Copy every record below exactly as written, but leave out the pictures.

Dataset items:
* BEGIN *
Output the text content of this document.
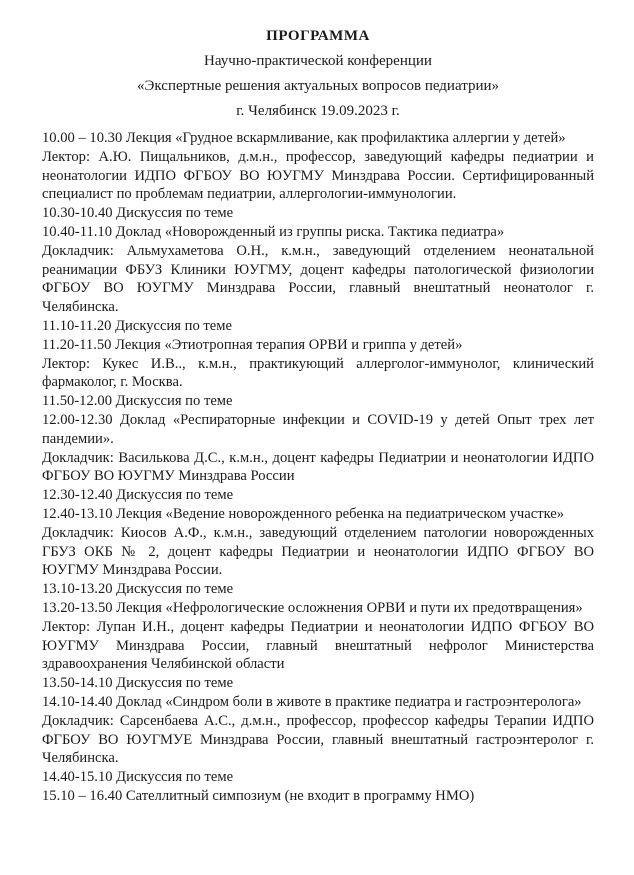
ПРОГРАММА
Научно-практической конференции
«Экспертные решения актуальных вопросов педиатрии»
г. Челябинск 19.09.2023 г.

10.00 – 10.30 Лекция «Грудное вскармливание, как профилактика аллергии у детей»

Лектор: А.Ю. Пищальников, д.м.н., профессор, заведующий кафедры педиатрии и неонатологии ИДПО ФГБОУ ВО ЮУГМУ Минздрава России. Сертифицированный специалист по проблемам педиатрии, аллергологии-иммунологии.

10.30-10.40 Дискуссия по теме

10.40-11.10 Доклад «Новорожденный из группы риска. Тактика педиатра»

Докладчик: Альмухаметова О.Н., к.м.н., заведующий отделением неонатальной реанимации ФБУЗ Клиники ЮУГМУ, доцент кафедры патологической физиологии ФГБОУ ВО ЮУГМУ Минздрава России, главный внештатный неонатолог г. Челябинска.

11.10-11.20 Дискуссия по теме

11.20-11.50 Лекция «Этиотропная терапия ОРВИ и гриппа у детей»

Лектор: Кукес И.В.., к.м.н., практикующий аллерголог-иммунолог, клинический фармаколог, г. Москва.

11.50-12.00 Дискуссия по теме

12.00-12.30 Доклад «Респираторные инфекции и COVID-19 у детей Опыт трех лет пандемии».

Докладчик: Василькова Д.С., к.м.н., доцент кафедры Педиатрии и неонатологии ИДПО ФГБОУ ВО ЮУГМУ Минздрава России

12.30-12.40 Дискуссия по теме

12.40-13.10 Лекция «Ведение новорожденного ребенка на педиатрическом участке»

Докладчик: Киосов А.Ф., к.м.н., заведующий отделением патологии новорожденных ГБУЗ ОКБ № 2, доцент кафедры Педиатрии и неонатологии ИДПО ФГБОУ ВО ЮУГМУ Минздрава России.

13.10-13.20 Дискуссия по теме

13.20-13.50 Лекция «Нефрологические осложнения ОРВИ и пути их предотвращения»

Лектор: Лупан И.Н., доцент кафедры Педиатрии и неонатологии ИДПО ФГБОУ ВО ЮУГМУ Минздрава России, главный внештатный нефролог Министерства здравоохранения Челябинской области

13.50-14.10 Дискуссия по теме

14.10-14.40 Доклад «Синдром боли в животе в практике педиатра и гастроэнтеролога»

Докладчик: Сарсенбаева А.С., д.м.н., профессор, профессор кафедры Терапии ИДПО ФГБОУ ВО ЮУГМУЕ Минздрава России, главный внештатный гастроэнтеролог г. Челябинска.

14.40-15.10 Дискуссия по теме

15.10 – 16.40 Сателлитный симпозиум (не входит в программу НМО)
* END *
The result |
Output the text content of this document.
ПРОГРАММА
Научно-практической конференции
«Экспертные решения актуальных вопросов педиатрии»
г. Челябинск 19.09.2023 г.

10.00 – 10.30 Лекция «Грудное вскармливание, как профилактика аллергии у детей»

Лектор: А.Ю. Пищальников, д.м.н., профессор, заведующий кафедры педиатрии и неонатологии ИДПО ФГБОУ ВО ЮУГМУ Минздрава России. Сертифицированный специалист по проблемам педиатрии, аллергологии-иммунологии.

10.30-10.40 Дискуссия по теме

10.40-11.10 Доклад «Новорожденный из группы риска. Тактика педиатра»

Докладчик: Альмухаметова О.Н., к.м.н., заведующий отделением неонатальной реанимации ФБУЗ Клиники ЮУГМУ, доцент кафедры патологической физиологии ФГБОУ ВО ЮУГМУ Минздрава России, главный внештатный неонатолог г. Челябинска.

11.10-11.20 Дискуссия по теме

11.20-11.50 Лекция «Этиотропная терапия ОРВИ и гриппа у детей»

Лектор: Кукес И.В.., к.м.н., практикующий аллерголог-иммунолог, клинический фармаколог, г. Москва.

11.50-12.00 Дискуссия по теме

12.00-12.30 Доклад «Респираторные инфекции и COVID-19 у детей Опыт трех лет пандемии».

Докладчик: Василькова Д.С., к.м.н., доцент кафедры Педиатрии и неонатологии ИДПО ФГБОУ ВО ЮУГМУ Минздрава России

12.30-12.40 Дискуссия по теме

12.40-13.10 Лекция «Ведение новорожденного ребенка на педиатрическом участке»

Докладчик: Киосов А.Ф., к.м.н., заведующий отделением патологии новорожденных ГБУЗ ОКБ № 2, доцент кафедры Педиатрии и неонатологии ИДПО ФГБОУ ВО ЮУГМУ Минздрава России.

13.10-13.20 Дискуссия по теме

13.20-13.50 Лекция «Нефрологические осложнения ОРВИ и пути их предотвращения»

Лектор: Лупан И.Н., доцент кафедры Педиатрии и неонатологии ИДПО ФГБОУ ВО ЮУГМУ Минздрава России, главный внештатный нефролог Министерства здравоохранения Челябинской области

13.50-14.10 Дискуссия по теме

14.10-14.40 Доклад «Синдром боли в животе в практике педиатра и гастроэнтеролога»

Докладчик: Сарсенбаева А.С., д.м.н., профессор, профессор кафедры Терапии ИДПО ФГБОУ ВО ЮУГМУЕ Минздрава России, главный внештатный гастроэнтеролог г. Челябинска.

14.40-15.10 Дискуссия по теме

15.10 – 16.40 Сателлитный симпозиум (не входит в программу НМО)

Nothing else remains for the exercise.